**The exercise**
Go over the entries below line by line, copying each one that contains the word "country".

**Excerpted data**
+++

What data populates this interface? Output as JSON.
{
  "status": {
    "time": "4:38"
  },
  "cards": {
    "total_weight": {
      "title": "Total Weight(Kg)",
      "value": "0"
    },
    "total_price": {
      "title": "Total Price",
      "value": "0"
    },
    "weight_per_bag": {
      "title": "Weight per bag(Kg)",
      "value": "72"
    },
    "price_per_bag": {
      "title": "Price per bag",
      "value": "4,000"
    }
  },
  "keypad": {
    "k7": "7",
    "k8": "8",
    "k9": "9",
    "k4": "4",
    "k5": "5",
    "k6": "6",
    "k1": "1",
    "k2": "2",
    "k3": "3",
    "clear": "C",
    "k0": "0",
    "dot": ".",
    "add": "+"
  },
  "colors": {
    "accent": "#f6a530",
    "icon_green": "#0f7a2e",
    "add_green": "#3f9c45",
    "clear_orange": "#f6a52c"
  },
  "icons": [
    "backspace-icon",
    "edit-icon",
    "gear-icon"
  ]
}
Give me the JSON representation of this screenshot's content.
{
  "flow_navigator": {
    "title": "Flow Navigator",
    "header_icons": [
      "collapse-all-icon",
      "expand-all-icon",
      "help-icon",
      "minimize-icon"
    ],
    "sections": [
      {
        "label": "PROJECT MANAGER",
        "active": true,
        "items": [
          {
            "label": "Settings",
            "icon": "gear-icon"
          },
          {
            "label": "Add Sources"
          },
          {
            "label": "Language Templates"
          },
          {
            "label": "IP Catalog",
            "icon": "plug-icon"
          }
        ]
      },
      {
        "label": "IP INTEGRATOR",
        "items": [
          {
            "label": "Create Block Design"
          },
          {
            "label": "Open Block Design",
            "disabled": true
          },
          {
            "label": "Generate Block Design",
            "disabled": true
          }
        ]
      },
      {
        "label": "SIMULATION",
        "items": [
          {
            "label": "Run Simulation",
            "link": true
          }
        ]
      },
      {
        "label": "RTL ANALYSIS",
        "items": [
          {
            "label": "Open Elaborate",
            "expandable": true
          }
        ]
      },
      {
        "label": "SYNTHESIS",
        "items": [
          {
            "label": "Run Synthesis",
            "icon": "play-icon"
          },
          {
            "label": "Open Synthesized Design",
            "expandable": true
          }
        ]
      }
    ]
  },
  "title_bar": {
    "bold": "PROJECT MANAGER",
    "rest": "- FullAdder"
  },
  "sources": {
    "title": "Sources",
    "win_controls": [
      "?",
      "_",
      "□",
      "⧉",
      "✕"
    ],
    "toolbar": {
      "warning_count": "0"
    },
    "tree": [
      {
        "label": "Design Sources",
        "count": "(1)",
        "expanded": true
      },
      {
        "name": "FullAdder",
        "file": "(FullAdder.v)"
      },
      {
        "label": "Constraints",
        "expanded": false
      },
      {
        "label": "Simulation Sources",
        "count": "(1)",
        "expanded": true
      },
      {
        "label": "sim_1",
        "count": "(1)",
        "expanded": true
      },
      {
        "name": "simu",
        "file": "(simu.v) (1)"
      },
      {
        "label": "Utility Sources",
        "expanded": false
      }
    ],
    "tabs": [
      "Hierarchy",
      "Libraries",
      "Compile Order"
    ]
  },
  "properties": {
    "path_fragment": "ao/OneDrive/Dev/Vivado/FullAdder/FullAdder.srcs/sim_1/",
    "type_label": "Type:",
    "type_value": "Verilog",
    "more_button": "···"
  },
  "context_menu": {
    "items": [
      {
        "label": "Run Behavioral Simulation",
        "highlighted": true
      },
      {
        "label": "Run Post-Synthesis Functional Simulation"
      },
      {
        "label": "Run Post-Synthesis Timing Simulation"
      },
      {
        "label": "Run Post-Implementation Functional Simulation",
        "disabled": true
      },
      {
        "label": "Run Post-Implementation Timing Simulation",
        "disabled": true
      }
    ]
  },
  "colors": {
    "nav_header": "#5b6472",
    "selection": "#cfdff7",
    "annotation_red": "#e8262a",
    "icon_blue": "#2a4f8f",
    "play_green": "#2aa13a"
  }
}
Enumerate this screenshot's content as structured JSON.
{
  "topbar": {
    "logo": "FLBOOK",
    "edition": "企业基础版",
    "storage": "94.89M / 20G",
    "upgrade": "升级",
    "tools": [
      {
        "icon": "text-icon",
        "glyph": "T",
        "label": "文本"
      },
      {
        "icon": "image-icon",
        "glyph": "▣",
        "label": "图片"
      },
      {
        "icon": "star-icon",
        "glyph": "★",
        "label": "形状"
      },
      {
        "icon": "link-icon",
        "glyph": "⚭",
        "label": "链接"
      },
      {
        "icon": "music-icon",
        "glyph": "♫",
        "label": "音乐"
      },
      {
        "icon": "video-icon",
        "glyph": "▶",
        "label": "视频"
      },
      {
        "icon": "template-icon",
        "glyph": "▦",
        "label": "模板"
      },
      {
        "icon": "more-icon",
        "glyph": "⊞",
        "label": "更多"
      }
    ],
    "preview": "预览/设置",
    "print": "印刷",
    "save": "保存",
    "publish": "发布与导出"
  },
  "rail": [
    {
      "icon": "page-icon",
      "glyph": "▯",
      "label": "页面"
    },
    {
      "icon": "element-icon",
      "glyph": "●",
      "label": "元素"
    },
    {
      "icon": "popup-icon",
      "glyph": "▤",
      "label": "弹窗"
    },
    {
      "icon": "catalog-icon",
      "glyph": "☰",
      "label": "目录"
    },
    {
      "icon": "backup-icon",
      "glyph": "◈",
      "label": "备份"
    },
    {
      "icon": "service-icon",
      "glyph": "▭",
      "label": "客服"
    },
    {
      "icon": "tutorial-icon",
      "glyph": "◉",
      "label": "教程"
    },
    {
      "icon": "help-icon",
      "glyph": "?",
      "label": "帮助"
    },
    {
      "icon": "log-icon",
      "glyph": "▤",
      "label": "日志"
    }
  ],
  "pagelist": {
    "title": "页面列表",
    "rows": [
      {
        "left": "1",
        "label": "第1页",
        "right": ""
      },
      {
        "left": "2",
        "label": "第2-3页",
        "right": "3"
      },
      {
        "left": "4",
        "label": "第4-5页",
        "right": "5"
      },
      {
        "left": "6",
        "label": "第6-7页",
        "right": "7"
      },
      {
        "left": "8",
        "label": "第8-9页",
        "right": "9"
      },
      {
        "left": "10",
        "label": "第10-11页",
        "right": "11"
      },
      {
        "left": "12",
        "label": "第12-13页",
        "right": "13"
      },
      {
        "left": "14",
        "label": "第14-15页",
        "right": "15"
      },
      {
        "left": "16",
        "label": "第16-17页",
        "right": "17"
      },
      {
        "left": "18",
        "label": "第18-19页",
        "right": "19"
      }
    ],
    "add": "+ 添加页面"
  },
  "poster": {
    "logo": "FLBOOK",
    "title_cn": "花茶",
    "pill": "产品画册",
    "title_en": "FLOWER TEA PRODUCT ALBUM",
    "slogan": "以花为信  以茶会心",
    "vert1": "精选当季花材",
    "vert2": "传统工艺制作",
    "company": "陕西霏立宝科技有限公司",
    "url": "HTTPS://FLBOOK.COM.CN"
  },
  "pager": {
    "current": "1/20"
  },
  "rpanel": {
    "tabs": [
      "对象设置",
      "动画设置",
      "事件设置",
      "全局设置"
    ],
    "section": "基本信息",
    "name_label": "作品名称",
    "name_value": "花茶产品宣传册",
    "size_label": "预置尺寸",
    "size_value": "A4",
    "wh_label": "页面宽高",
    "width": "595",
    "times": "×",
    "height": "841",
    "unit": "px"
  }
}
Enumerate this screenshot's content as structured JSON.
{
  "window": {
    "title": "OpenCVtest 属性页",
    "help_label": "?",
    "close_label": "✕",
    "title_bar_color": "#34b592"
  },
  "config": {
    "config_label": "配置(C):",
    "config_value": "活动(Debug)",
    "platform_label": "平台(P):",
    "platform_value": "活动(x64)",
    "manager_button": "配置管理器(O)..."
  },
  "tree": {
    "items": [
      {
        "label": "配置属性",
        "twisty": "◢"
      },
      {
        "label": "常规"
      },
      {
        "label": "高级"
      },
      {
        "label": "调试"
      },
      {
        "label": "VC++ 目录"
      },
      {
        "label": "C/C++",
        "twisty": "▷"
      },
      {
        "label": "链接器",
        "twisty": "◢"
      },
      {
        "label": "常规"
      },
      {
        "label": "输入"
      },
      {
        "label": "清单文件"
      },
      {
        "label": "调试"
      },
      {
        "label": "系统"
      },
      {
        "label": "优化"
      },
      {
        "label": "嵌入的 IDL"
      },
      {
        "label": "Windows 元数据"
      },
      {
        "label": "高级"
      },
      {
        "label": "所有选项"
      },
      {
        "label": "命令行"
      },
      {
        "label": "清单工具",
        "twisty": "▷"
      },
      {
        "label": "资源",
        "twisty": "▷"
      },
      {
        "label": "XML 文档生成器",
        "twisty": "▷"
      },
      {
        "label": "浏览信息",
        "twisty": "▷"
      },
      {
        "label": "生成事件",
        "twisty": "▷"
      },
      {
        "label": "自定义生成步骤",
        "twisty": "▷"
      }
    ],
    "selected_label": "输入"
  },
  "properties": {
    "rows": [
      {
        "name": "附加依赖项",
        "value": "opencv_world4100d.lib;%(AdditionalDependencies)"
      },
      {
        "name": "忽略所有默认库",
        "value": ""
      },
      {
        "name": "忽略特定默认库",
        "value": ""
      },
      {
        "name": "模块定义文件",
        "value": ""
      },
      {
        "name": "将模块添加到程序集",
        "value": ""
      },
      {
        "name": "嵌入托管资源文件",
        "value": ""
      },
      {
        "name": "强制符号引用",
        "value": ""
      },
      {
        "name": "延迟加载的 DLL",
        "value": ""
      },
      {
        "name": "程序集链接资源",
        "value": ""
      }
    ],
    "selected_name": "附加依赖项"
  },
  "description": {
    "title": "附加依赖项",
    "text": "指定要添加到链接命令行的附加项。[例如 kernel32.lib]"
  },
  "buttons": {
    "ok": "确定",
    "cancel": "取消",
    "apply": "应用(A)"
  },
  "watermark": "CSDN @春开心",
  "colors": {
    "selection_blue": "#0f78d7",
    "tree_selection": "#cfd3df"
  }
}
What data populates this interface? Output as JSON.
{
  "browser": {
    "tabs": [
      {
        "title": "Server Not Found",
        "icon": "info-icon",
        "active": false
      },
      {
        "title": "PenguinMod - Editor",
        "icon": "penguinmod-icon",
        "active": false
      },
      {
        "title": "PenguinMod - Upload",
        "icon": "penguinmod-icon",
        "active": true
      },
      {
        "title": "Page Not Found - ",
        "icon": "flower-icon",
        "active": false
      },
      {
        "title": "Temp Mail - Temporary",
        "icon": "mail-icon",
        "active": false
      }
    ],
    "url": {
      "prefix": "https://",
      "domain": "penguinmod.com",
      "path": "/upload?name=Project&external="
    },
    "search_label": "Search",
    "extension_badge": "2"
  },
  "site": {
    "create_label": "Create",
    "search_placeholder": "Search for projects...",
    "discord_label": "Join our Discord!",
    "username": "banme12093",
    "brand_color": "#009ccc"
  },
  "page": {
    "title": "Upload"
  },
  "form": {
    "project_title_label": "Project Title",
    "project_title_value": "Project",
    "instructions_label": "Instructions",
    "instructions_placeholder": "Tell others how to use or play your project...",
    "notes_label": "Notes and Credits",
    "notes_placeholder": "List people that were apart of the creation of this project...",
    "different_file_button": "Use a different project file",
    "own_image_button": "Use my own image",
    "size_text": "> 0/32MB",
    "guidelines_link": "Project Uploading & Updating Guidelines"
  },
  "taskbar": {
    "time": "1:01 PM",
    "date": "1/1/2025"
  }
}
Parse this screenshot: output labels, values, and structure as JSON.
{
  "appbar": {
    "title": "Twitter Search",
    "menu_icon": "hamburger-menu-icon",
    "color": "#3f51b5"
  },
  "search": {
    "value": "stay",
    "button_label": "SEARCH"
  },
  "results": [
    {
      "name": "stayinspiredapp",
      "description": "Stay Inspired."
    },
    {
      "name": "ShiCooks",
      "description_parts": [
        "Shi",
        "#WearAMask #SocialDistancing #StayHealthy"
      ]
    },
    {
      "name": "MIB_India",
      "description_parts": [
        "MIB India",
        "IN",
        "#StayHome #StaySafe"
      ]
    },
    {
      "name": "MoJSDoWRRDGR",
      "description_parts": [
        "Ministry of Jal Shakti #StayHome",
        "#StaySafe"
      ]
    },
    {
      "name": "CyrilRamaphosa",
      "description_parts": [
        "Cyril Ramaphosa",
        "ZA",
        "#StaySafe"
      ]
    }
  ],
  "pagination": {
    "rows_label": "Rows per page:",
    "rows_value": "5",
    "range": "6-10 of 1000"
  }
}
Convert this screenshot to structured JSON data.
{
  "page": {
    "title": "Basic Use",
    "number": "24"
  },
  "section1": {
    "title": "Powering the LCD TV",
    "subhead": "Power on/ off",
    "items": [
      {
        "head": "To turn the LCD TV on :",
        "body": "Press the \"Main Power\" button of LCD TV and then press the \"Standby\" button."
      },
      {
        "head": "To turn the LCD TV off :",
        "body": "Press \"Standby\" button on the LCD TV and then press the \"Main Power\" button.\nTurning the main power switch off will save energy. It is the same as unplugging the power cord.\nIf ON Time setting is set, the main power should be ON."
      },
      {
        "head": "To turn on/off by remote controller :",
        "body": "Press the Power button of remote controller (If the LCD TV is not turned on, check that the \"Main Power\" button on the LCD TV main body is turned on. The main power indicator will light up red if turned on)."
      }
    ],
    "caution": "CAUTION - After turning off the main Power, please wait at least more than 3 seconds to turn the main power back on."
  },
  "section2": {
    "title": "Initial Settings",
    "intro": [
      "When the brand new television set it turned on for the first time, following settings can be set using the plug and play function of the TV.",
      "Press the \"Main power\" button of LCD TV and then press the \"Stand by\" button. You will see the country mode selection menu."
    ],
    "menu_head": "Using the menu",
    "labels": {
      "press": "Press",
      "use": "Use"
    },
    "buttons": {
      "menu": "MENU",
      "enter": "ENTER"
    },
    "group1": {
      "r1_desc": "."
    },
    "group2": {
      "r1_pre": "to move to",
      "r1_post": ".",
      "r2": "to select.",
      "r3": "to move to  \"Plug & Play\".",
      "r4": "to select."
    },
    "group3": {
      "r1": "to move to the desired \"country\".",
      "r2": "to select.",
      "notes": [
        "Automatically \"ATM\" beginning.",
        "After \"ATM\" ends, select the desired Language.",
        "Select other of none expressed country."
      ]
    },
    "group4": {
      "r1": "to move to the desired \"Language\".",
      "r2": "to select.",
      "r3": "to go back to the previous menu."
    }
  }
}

+++

**Correct answer**
      "Press the \"Main power\" button of LCD TV and then press the \"Stand by\" button. You will see the country mode selection menu."
      "r1": "to move to the desired \"country\".",
        "Select other of none expressed country."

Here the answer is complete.